[Start Record set]

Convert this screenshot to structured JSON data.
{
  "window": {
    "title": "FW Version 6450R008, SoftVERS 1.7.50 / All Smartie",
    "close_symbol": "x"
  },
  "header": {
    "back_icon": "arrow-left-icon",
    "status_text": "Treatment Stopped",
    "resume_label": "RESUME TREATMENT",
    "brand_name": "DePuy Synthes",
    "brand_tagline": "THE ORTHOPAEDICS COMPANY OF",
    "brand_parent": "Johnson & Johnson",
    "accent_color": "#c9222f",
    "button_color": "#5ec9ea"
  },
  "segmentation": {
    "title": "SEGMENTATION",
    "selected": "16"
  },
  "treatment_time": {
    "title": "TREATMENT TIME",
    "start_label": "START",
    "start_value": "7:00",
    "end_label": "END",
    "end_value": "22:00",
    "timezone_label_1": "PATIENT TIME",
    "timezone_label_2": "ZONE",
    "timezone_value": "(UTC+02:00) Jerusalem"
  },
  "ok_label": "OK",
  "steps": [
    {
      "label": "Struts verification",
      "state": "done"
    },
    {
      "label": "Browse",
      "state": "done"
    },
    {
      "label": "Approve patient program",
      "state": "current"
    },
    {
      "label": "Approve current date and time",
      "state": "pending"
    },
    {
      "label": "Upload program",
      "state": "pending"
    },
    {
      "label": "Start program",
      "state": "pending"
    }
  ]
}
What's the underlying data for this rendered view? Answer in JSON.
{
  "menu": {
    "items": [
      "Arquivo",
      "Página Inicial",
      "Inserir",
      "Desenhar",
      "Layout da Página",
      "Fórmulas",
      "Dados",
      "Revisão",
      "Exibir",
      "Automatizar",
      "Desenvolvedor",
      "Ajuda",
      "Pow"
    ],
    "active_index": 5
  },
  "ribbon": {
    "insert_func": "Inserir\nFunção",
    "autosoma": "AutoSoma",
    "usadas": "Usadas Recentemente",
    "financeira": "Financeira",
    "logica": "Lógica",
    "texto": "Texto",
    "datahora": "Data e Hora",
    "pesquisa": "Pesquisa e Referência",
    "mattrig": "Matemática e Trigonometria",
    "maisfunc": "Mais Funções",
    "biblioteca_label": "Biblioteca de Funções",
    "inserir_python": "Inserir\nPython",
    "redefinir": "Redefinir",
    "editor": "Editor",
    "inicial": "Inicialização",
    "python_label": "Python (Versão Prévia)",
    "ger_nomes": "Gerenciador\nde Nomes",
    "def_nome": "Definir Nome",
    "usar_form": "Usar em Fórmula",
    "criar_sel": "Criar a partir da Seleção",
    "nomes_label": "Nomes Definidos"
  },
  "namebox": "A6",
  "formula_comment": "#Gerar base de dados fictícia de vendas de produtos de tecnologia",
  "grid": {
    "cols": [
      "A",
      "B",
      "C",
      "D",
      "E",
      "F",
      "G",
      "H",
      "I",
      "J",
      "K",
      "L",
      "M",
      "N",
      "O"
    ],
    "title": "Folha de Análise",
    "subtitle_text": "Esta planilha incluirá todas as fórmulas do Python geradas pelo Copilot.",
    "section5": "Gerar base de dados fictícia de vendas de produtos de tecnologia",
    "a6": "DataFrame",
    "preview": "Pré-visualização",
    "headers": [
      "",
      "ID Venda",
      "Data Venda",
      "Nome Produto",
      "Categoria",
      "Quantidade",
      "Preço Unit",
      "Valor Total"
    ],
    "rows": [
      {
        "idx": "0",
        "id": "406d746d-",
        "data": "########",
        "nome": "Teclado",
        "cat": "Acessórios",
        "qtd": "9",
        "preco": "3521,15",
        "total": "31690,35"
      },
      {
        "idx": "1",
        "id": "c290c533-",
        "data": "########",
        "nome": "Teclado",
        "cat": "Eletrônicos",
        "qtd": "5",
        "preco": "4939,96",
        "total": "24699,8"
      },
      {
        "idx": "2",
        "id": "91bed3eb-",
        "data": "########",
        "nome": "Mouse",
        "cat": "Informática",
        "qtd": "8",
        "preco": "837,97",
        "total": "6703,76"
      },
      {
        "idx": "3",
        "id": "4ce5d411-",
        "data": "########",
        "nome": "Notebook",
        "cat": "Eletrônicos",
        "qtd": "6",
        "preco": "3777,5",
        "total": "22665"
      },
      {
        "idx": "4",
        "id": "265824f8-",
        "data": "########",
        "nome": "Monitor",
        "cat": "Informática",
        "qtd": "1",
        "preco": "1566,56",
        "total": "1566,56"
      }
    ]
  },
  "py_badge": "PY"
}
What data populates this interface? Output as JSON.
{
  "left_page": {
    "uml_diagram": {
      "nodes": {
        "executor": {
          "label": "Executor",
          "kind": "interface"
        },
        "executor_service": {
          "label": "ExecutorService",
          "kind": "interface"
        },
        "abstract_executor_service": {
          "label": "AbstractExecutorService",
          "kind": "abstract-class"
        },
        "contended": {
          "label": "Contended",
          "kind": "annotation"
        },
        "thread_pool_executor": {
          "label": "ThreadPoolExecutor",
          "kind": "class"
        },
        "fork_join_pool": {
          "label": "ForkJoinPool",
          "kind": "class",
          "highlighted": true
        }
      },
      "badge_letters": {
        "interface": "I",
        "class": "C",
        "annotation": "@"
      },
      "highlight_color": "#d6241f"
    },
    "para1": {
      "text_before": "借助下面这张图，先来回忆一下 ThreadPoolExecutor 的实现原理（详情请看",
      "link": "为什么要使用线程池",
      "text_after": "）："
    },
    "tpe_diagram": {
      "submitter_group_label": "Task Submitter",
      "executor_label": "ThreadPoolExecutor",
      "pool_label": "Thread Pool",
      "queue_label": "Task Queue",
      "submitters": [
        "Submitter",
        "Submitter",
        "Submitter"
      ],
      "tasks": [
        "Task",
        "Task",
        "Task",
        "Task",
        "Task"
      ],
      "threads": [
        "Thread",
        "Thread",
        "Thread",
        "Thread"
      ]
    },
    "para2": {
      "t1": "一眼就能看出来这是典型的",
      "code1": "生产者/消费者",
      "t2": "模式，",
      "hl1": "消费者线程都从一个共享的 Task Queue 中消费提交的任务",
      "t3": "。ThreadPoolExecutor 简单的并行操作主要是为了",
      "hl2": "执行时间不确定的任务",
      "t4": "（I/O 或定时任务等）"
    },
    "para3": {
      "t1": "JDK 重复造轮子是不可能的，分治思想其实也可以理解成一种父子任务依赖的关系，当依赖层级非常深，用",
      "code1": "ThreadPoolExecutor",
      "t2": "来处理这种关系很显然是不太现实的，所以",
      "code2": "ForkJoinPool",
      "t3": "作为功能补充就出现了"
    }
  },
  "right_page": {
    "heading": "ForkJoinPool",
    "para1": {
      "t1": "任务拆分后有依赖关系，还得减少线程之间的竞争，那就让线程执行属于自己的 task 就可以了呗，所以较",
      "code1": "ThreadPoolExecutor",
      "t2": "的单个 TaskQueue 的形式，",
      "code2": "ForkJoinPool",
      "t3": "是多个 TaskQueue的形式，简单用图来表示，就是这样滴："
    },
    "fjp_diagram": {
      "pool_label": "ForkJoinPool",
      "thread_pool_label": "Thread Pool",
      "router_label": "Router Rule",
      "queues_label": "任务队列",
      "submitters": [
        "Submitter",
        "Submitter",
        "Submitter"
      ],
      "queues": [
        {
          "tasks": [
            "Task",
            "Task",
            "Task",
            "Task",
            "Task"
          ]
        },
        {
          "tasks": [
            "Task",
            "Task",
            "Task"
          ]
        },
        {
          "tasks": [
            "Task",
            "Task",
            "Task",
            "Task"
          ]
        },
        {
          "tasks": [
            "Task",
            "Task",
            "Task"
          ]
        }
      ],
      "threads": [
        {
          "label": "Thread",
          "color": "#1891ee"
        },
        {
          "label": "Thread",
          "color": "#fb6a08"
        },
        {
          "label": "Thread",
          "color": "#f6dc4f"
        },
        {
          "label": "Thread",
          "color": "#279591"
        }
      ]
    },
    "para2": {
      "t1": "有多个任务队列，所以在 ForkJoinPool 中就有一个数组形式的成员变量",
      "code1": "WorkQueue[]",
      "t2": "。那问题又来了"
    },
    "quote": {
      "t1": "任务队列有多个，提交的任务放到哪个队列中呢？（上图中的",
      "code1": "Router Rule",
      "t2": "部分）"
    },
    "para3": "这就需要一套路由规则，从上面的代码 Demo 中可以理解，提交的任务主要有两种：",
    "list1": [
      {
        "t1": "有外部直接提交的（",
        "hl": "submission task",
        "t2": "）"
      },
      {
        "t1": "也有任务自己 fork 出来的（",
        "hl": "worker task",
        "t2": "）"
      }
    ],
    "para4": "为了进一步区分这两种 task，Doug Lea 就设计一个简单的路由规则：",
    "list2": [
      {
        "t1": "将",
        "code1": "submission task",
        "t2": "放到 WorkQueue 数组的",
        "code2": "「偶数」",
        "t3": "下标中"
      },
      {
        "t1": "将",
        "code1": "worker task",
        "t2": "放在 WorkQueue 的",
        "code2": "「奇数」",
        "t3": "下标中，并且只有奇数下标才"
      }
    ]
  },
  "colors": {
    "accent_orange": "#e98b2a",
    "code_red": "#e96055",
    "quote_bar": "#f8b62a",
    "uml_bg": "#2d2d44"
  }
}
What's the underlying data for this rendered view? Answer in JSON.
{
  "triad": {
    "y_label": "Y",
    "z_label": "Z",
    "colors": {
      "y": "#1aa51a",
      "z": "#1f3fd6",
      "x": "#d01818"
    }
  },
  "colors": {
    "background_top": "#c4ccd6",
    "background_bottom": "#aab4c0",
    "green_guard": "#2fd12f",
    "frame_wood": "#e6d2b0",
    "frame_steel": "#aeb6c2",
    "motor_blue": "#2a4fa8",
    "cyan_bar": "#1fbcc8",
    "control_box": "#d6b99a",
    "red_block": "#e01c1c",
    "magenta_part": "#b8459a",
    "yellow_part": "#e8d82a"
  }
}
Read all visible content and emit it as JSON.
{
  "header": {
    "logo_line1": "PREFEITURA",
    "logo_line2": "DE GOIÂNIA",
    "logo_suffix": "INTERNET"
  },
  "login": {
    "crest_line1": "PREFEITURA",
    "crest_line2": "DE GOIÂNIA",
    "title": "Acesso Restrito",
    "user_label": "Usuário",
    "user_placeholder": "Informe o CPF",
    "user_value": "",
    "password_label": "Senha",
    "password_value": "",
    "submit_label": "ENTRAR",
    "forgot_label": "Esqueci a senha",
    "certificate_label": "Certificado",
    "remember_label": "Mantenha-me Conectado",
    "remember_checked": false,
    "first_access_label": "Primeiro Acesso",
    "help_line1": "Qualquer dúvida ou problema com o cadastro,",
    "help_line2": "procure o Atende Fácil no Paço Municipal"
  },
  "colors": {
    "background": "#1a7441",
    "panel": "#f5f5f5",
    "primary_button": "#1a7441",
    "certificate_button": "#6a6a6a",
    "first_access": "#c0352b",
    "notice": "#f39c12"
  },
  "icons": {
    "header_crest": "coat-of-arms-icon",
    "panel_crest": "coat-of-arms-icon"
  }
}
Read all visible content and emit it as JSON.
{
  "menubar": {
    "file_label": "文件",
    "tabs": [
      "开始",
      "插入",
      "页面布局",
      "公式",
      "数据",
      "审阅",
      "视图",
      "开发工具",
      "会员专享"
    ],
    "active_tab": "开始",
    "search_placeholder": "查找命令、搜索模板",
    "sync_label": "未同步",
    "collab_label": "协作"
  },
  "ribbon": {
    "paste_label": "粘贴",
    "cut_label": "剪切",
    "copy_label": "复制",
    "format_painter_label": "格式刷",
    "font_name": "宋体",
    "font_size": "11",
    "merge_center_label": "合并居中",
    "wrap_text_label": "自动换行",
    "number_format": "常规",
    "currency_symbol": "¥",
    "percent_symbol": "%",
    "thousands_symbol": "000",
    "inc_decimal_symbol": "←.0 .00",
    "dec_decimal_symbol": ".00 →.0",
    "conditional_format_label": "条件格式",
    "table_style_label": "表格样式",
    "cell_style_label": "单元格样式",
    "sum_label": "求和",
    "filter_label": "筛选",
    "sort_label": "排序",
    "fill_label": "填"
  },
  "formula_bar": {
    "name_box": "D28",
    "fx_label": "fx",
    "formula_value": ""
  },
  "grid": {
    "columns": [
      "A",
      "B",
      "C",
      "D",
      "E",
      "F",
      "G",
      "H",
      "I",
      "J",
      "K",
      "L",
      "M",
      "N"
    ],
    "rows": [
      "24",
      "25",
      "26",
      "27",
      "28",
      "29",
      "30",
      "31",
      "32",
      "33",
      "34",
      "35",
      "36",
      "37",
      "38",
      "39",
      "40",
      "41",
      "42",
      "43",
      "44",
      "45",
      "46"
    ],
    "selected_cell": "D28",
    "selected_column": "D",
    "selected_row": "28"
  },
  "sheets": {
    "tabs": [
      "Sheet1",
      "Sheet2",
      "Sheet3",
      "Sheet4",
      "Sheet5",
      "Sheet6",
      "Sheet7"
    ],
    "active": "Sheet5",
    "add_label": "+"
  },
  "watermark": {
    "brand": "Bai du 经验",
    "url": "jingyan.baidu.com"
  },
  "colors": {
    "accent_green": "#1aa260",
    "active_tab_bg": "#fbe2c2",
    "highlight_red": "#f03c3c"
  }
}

[End Record set]

Task
Show, from the material above, each line that includes the string "Nomes".

Completed task
    "ger_nomes": "Gerenciador\nde Nomes",
    "nomes_label": "Nomes Definidos"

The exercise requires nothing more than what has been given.